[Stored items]
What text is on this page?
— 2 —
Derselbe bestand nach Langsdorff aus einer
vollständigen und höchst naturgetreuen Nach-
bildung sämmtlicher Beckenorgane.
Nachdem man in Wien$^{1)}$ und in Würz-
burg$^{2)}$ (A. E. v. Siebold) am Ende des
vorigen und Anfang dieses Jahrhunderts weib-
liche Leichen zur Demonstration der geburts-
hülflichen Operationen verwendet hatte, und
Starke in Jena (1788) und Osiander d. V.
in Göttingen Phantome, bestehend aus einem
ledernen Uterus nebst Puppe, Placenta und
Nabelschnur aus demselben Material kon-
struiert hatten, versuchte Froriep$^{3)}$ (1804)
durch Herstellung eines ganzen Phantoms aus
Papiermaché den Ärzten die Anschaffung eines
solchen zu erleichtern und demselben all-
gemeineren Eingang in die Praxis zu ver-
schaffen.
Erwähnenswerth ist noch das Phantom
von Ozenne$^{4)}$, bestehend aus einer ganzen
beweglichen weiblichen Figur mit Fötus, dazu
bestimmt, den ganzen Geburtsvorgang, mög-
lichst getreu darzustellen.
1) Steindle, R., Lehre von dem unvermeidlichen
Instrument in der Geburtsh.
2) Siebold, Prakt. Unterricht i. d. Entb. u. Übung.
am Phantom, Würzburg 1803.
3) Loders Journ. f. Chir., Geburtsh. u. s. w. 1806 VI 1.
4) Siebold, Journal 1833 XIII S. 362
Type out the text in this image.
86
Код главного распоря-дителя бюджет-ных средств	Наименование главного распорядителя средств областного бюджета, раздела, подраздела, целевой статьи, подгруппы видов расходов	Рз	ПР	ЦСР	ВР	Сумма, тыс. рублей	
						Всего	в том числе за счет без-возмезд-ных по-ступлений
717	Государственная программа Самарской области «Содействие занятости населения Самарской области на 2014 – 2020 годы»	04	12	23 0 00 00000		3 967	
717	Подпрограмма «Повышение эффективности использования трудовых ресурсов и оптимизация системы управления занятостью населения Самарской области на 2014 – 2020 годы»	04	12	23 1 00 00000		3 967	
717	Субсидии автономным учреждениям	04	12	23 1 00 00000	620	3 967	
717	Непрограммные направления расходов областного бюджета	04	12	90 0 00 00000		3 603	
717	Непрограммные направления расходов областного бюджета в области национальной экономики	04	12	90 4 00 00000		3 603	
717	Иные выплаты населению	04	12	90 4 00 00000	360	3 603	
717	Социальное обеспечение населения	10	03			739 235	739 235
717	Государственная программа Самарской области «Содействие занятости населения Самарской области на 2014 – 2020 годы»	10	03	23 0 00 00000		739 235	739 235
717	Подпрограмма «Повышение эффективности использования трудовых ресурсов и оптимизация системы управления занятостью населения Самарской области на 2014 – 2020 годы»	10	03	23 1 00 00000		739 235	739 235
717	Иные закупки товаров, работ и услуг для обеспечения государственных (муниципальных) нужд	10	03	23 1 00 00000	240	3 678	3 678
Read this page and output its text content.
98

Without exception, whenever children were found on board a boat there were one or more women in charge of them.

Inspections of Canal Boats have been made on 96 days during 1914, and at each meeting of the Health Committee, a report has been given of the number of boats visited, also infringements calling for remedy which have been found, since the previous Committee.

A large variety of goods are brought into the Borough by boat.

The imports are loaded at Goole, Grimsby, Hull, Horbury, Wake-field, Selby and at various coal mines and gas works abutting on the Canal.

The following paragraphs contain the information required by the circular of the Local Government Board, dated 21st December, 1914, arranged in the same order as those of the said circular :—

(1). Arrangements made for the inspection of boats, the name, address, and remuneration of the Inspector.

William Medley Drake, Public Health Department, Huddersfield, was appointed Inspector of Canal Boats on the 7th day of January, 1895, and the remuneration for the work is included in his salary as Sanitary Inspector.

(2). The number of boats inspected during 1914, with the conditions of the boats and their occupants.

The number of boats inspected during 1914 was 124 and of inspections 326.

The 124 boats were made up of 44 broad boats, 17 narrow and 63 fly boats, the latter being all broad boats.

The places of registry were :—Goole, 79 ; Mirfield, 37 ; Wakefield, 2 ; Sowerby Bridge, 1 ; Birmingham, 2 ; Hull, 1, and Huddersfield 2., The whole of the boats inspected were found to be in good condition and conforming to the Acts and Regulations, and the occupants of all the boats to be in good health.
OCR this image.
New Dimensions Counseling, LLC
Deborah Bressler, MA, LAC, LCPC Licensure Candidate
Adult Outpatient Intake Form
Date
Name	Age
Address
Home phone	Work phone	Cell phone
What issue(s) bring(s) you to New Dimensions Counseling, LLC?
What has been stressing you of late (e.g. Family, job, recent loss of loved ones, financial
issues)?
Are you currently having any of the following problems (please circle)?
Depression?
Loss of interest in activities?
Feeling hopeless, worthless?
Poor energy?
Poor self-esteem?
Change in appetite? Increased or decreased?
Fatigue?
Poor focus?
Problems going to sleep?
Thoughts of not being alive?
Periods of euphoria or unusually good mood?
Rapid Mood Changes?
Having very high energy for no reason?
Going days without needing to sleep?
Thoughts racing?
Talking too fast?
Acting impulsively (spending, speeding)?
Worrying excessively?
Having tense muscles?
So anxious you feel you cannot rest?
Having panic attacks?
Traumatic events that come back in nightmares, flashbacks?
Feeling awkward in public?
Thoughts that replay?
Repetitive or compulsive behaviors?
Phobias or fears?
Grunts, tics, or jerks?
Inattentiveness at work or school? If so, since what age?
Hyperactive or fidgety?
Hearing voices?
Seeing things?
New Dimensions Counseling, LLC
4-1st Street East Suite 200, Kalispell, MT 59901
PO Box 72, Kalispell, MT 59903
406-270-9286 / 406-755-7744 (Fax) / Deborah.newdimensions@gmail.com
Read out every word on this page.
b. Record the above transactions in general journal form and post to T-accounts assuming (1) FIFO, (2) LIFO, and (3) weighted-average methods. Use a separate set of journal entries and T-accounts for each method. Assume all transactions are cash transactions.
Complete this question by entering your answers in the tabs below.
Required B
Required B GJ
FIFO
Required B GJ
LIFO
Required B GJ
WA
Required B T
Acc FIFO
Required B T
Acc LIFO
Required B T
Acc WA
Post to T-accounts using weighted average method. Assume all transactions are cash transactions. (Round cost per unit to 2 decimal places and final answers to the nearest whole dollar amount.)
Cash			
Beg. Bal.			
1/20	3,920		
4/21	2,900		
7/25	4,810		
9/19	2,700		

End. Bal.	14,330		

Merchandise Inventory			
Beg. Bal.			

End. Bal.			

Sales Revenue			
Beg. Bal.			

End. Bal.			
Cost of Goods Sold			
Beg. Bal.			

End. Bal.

Exercise aim
Copy out the whole listing exactly as written.

Complete response
What text is on this page?
— 2 —
Derselbe bestand nach Langsdorff aus einer
vollständigen und höchst naturgetreuen Nach-
bildung sämmtlicher Beckenorgane.
Nachdem man in Wien$^{1)}$ und in Würz-
burg$^{2)}$ (A. E. v. Siebold) am Ende des
vorigen und Anfang dieses Jahrhunderts weib-
liche Leichen zur Demonstration der geburts-
hülflichen Operationen verwendet hatte, und
Starke in Jena (1788) und Osiander d. V.
in Göttingen Phantome, bestehend aus einem
ledernen Uterus nebst Puppe, Placenta und
Nabelschnur aus demselben Material kon-
struiert hatten, versuchte Froriep$^{3)}$ (1804)
durch Herstellung eines ganzen Phantoms aus
Papiermaché den Ärzten die Anschaffung eines
solchen zu erleichtern und demselben all-
gemeineren Eingang in die Praxis zu ver-
schaffen.
Erwähnenswerth ist noch das Phantom
von Ozenne$^{4)}$, bestehend aus einer ganzen
beweglichen weiblichen Figur mit Fötus, dazu
bestimmt, den ganzen Geburtsvorgang, mög-
lichst getreu darzustellen.
1) Steindle, R., Lehre von dem unvermeidlichen
Instrument in der Geburtsh.
2) Siebold, Prakt. Unterricht i. d. Entb. u. Übung.
am Phantom, Würzburg 1803.
3) Loders Journ. f. Chir., Geburtsh. u. s. w. 1806 VI 1.
4) Siebold, Journal 1833 XIII S. 362
Type out the text in this image.
86
Код главного распоря-дителя бюджет-ных средств	Наименование главного распорядителя средств областного бюджета, раздела, подраздела, целевой статьи, подгруппы видов расходов	Рз	ПР	ЦСР	ВР	Сумма, тыс. рублей	
						Всего	в том числе за счет без-возмезд-ных по-ступлений
717	Государственная программа Самарской области «Содействие занятости населения Самарской области на 2014 – 2020 годы»	04	12	23 0 00 00000		3 967	
717	Подпрограмма «Повышение эффективности использования трудовых ресурсов и оптимизация системы управления занятостью населения Самарской области на 2014 – 2020 годы»	04	12	23 1 00 00000		3 967	
717	Субсидии автономным учреждениям	04	12	23 1 00 00000	620	3 967	
717	Непрограммные направления расходов областного бюджета	04	12	90 0 00 00000		3 603	
717	Непрограммные направления расходов областного бюджета в области национальной экономики	04	12	90 4 00 00000		3 603	
717	Иные выплаты населению	04	12	90 4 00 00000	360	3 603	
717	Социальное обеспечение населения	10	03			739 235	739 235
717	Государственная программа Самарской области «Содействие занятости населения Самарской области на 2014 – 2020 годы»	10	03	23 0 00 00000		739 235	739 235
717	Подпрограмма «Повышение эффективности использования трудовых ресурсов и оптимизация системы управления занятостью населения Самарской области на 2014 – 2020 годы»	10	03	23 1 00 00000		739 235	739 235
717	Иные закупки товаров, работ и услуг для обеспечения государственных (муниципальных) нужд	10	03	23 1 00 00000	240	3 678	3 678
Read this page and output its text content.
98

Without exception, whenever children were found on board a boat there were one or more women in charge of them.

Inspections of Canal Boats have been made on 96 days during 1914, and at each meeting of the Health Committee, a report has been given of the number of boats visited, also infringements calling for remedy which have been found, since the previous Committee.

A large variety of goods are brought into the Borough by boat.

The imports are loaded at Goole, Grimsby, Hull, Horbury, Wake-field, Selby and at various coal mines and gas works abutting on the Canal.

The following paragraphs contain the information required by the circular of the Local Government Board, dated 21st December, 1914, arranged in the same order as those of the said circular :—

(1). Arrangements made for the inspection of boats, the name, address, and remuneration of the Inspector.

William Medley Drake, Public Health Department, Huddersfield, was appointed Inspector of Canal Boats on the 7th day of January, 1895, and the remuneration for the work is included in his salary as Sanitary Inspector.

(2). The number of boats inspected during 1914, with the conditions of the boats and their occupants.

The number of boats inspected during 1914 was 124 and of inspections 326.

The 124 boats were made up of 44 broad boats, 17 narrow and 63 fly boats, the latter being all broad boats.

The places of registry were :—Goole, 79 ; Mirfield, 37 ; Wakefield, 2 ; Sowerby Bridge, 1 ; Birmingham, 2 ; Hull, 1, and Huddersfield 2., The whole of the boats inspected were found to be in good condition and conforming to the Acts and Regulations, and the occupants of all the boats to be in good health.
OCR this image.
New Dimensions Counseling, LLC
Deborah Bressler, MA, LAC, LCPC Licensure Candidate
Adult Outpatient Intake Form
Date
Name	Age
Address
Home phone	Work phone	Cell phone
What issue(s) bring(s) you to New Dimensions Counseling, LLC?
What has been stressing you of late (e.g. Family, job, recent loss of loved ones, financial
issues)?
Are you currently having any of the following problems (please circle)?
Depression?
Loss of interest in activities?
Feeling hopeless, worthless?
Poor energy?
Poor self-esteem?
Change in appetite? Increased or decreased?
Fatigue?
Poor focus?
Problems going to sleep?
Thoughts of not being alive?
Periods of euphoria or unusually good mood?
Rapid Mood Changes?
Having very high energy for no reason?
Going days without needing to sleep?
Thoughts racing?
Talking too fast?
Acting impulsively (spending, speeding)?
Worrying excessively?
Having tense muscles?
So anxious you feel you cannot rest?
Having panic attacks?
Traumatic events that come back in nightmares, flashbacks?
Feeling awkward in public?
Thoughts that replay?
Repetitive or compulsive behaviors?
Phobias or fears?
Grunts, tics, or jerks?
Inattentiveness at work or school? If so, since what age?
Hyperactive or fidgety?
Hearing voices?
Seeing things?
New Dimensions Counseling, LLC
4-1st Street East Suite 200, Kalispell, MT 59901
PO Box 72, Kalispell, MT 59903
406-270-9286 / 406-755-7744 (Fax) / Deborah.newdimensions@gmail.com
Read out every word on this page.
b. Record the above transactions in general journal form and post to T-accounts assuming (1) FIFO, (2) LIFO, and (3) weighted-average methods. Use a separate set of journal entries and T-accounts for each method. Assume all transactions are cash transactions.
Complete this question by entering your answers in the tabs below.
Required B
Required B GJ
FIFO
Required B GJ
LIFO
Required B GJ
WA
Required B T
Acc FIFO
Required B T
Acc LIFO
Required B T
Acc WA
Post to T-accounts using weighted average method. Assume all transactions are cash transactions. (Round cost per unit to 2 decimal places and final answers to the nearest whole dollar amount.)
Cash			
Beg. Bal.			
1/20	3,920		
4/21	2,900		
7/25	4,810		
9/19	2,700		

End. Bal.	14,330		

Merchandise Inventory			
Beg. Bal.			

End. Bal.			

Sales Revenue			
Beg. Bal.			

End. Bal.			
Cost of Goods Sold			
Beg. Bal.			

End. Bal.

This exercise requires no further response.